*WHAT THIS EXERCISE ASKS*:
#1 Duplicate the part of the Android camera filter text starting at "Following is how" and ending at "then manipulate it.".
#2 In the Android camera filter text, what frame rate does the writer get when displaying the cameraImage directly?
#3 Resume the Android camera filter text from its last sentence and keep writing.

I am making an android app, wherein there is a simple camera UI along with a filter list to manipulate pictures clicked by the camera. I am using the Processing library (https://processing.org/) in Java along with the Ketai library (http://ketai.org/) in the processing IDE.
Following is how my program primarily runs:
--- I have a camera object and an empty image object. The image object has the same resolution as that of the camera.
--- Reading from the camera also returns an image object. Lets call the image returned by the camera as cameraImage and the empty image as dummyImage.
--- At each frame, I read from the camera using the pixel array of the cameraImage, I copy each pixel individually to the dummyImage at the respective coordinate position.
--- It is at this point of copying from the cameraImage to the dummyImage that I manipulate the pixels according to the options selected by the user.
--- I take the red, green and blue values of each pixel while copying it using bit shifting (to gain maximum efficiency) and then manipulate it.
--- After copying to the dummyImage is done, I display the dummyImage to the screen as a normal Image.
Now the thing is the when I display the cameraImage directly, I am easily able to get around 50 to 60 fps. But when I display the dummyImage after copying, I get approximately 1.5 fps.
The following code demonstrates how I am copying from cameraImage to dummyImage. It doesn't have any filters but would take as much time as with any filters.

*DATA TO EXAMINE*:
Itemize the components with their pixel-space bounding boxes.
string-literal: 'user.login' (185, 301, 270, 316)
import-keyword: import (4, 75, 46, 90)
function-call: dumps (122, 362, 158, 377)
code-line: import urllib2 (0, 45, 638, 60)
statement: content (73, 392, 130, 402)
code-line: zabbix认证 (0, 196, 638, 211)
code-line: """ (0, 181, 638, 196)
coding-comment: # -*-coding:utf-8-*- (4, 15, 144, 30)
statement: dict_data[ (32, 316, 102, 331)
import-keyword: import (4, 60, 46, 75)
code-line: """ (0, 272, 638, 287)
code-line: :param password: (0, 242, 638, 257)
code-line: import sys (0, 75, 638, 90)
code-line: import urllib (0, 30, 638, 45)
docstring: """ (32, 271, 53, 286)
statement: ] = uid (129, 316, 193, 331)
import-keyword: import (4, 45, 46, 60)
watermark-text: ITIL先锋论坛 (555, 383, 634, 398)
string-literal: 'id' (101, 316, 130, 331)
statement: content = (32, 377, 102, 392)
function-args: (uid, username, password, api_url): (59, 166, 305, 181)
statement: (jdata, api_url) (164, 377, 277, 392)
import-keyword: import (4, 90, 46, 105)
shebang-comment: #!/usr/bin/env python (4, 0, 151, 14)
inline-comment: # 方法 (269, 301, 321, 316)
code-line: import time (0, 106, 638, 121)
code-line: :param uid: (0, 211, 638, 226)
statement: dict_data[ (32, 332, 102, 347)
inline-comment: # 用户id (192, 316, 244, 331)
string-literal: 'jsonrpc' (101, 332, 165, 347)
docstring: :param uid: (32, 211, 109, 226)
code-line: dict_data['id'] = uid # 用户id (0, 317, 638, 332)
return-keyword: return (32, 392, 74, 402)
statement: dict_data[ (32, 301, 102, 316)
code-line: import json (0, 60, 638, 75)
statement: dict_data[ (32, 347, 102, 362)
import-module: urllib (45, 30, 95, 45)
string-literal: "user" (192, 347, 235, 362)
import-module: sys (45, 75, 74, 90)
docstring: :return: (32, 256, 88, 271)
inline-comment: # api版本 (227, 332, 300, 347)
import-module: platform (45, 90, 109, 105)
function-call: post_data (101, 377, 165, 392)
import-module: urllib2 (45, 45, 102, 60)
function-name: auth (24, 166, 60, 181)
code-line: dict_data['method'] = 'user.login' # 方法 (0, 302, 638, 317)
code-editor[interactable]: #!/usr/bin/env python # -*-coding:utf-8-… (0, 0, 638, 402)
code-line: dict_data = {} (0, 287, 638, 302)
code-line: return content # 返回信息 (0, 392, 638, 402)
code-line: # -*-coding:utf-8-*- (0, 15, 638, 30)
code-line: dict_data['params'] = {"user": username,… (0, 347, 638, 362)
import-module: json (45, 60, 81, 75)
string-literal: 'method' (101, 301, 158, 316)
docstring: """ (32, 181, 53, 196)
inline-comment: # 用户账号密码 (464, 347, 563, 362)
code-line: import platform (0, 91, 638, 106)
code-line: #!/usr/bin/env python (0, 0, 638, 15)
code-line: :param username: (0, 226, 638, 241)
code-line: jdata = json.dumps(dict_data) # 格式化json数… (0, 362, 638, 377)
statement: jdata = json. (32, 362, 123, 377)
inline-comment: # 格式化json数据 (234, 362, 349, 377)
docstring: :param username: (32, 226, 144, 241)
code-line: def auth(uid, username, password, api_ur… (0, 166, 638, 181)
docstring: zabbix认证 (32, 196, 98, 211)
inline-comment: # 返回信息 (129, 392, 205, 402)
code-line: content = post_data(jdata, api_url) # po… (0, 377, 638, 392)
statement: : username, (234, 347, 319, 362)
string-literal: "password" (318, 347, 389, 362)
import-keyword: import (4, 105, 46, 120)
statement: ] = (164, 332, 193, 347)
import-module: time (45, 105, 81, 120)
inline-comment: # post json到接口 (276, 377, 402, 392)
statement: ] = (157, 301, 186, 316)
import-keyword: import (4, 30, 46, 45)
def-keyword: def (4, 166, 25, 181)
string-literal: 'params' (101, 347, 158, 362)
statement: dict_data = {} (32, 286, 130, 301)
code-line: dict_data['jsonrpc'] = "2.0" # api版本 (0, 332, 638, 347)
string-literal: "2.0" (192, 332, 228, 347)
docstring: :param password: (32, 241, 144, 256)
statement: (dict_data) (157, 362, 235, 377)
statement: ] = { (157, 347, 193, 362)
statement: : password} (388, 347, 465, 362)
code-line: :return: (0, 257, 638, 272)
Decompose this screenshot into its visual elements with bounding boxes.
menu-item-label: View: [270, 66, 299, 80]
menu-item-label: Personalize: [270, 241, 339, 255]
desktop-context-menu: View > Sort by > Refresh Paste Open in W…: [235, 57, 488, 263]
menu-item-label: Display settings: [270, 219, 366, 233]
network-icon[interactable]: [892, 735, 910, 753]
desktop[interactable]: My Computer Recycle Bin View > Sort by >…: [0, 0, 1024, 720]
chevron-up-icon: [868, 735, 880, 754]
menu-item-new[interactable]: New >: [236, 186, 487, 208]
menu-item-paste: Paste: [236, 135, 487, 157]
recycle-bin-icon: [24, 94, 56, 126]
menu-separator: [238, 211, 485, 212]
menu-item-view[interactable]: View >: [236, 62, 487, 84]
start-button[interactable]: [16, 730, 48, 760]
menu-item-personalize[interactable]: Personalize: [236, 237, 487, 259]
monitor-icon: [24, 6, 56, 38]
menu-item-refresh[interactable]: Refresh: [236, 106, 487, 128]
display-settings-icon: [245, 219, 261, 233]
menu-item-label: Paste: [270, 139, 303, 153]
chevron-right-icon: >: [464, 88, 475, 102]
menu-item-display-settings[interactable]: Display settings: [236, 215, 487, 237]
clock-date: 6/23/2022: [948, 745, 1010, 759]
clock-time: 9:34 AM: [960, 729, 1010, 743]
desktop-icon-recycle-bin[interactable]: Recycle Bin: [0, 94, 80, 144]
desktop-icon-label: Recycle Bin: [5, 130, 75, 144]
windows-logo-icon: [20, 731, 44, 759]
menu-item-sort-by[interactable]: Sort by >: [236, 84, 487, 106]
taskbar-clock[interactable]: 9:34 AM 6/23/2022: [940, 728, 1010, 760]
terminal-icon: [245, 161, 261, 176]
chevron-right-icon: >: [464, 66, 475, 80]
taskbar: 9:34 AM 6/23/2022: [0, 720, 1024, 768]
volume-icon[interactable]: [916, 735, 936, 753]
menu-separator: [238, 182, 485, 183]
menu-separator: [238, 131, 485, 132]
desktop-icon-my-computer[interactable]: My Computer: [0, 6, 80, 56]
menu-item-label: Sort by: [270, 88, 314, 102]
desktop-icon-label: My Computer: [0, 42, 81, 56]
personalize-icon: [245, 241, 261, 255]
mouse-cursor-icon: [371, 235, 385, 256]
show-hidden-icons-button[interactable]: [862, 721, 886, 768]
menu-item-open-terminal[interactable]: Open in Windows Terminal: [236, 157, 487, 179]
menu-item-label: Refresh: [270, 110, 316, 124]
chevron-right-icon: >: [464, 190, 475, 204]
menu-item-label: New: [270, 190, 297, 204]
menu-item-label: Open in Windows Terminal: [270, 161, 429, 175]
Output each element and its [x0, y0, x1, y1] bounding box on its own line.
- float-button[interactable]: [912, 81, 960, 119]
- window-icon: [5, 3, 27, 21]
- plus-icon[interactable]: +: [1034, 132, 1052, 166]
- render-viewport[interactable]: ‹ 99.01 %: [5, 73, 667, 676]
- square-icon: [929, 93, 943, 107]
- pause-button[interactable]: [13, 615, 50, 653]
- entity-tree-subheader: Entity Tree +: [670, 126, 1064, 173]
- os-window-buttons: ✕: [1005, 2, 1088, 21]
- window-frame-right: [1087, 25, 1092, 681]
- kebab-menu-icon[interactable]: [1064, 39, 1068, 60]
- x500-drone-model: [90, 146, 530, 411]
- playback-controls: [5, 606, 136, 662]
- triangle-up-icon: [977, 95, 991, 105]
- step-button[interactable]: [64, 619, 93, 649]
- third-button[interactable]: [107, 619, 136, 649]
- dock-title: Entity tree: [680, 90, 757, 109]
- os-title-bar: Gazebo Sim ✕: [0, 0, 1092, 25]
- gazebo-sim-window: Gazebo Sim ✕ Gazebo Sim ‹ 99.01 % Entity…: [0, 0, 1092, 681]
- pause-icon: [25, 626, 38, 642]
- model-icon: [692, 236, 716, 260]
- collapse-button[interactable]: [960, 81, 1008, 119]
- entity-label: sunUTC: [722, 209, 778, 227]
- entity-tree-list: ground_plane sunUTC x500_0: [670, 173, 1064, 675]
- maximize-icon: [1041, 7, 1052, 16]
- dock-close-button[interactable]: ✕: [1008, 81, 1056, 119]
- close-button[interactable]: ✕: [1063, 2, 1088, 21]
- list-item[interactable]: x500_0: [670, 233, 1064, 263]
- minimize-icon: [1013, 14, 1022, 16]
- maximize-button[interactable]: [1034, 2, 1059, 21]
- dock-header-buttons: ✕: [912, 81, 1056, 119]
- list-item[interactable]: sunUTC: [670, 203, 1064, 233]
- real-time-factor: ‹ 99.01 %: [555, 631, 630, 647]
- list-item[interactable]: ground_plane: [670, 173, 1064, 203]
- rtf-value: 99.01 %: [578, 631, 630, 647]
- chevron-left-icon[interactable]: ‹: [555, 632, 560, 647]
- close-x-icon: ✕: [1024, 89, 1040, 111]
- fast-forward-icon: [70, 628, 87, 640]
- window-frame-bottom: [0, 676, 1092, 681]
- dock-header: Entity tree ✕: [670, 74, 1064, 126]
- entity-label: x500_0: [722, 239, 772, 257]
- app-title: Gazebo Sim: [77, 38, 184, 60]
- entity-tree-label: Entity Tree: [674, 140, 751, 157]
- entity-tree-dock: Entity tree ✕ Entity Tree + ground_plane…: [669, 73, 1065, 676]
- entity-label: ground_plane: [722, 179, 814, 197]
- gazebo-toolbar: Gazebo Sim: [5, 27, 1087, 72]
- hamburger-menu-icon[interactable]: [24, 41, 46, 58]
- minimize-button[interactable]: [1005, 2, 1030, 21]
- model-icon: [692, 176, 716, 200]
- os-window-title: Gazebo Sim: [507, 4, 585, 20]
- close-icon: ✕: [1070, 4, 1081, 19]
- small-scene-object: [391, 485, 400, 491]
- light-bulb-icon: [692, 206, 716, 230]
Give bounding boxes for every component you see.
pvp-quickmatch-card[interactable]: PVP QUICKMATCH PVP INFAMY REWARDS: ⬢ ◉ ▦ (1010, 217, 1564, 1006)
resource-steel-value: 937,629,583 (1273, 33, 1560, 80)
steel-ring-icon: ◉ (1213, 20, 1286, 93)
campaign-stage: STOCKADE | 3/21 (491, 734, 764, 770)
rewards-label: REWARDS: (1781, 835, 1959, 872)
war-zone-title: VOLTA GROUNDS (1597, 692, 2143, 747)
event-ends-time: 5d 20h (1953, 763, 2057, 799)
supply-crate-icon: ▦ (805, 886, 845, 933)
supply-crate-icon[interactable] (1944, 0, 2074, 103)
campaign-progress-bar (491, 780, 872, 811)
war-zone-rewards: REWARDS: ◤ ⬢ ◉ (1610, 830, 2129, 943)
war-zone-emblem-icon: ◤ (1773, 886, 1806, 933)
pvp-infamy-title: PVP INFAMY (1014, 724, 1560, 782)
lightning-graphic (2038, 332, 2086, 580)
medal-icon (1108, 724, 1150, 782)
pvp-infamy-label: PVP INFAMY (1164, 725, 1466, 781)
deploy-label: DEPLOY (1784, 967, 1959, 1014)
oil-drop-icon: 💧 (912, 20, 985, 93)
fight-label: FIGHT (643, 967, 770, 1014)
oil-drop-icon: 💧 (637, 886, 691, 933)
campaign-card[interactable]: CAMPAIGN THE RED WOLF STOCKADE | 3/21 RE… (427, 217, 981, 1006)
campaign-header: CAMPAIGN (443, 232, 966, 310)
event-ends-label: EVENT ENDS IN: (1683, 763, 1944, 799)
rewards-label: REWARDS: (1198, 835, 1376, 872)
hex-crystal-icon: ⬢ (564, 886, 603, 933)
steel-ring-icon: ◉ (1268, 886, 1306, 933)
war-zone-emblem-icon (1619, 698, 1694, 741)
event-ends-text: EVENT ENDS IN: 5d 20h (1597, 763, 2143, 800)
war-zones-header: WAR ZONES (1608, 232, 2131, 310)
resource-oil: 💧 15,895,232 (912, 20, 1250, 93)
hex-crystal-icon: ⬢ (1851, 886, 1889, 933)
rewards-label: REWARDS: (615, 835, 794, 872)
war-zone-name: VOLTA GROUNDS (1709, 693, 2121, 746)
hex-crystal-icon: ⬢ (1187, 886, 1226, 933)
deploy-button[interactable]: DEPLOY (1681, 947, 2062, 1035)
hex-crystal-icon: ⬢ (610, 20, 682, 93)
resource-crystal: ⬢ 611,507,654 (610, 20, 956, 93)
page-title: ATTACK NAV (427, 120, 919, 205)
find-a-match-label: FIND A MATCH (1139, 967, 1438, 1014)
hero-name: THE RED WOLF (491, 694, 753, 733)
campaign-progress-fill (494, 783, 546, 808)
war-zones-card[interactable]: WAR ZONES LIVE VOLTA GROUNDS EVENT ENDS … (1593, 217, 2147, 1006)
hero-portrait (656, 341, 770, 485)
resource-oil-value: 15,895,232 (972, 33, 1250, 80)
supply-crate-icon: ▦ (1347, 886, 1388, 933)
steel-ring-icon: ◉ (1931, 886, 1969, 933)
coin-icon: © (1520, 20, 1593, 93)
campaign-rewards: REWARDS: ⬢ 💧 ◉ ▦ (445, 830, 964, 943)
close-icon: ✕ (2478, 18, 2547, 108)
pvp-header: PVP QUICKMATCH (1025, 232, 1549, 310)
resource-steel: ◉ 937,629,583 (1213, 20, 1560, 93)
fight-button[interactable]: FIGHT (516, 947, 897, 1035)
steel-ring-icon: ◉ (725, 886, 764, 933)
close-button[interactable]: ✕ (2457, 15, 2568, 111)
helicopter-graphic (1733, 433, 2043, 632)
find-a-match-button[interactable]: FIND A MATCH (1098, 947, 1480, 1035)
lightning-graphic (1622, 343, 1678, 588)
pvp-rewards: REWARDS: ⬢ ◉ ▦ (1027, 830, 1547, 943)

*REPLIES*:
#1
Following is how my program primarily runs:
--- I have a camera object and an empty image object. The image object has the same resolution as that of the camera.
--- Reading from the camera also returns an image object. Lets call the image returned by the camera as cameraImage and the empty image as dummyImage.
--- At each frame, I read from the camera using the pixel array of the cameraImage, I copy each pixel individually to the dummyImage at the respective coordinate position.
--- It is at this point of copying from the cameraImage to the dummyImage that I manipulate the pixels according to the options selected by the user.
--- I take the red, green and blue values of each pixel while copying it using bit shifting (to gain maximum efficiency) and then manipulate it.

#2 Around 50 to 60 fps.

#3
cameraImage.read();
cameraImage.loadPixels();
dummyImage.loadPixels();
for (int x = 0; x < cameraImage.width; x++){
for (int y = 0; y < cameraImage.height; y++){
int index = x + (y * cameraImage.width);
color currentPixel = cameraImage.pixels[index];
float r = currentPixel >> 16 & 0xFF;
float g = currentPixel >> 8 & 0xFF;
float b = currentPixel & 0xFF;
dummyImage[index] = color(r, g, b)
}
}
dummyImage.updatePixels();
image(dummyImage);
I would like to know how I can increase the frames upto atleast 20 per second. Please comment for extra information, I would reply as soon as possible.
A few possible optimisations:
Replace = color(r, g, b)
with = 0xff000000 | ((int) (r) << 16 | (int) (g) << 8 | (int) (b))
.
You can't rasterize graphics in Processing in parallel but you can read/write to the pixels[]
array in parallel (then updatePixels()
afterwards), so use thread()
to split pixel iteration over multiple CPU threads.
Rather than calling image(dummyImage)
, which involves a second pass over the pixels to copy them into the PApplet
, write into the PApplet directly within the loop (remove all references to dummyImage
and use pixels[index] = ...
instead).
As pixel-by-pixel computation is embarrassingly parallel, you could even consider writing a glsl shader (there's lots of Processing examples of this) or use Aparapi, which converts Java code to GPU-ready OpenCL (I've had success using this with Processing).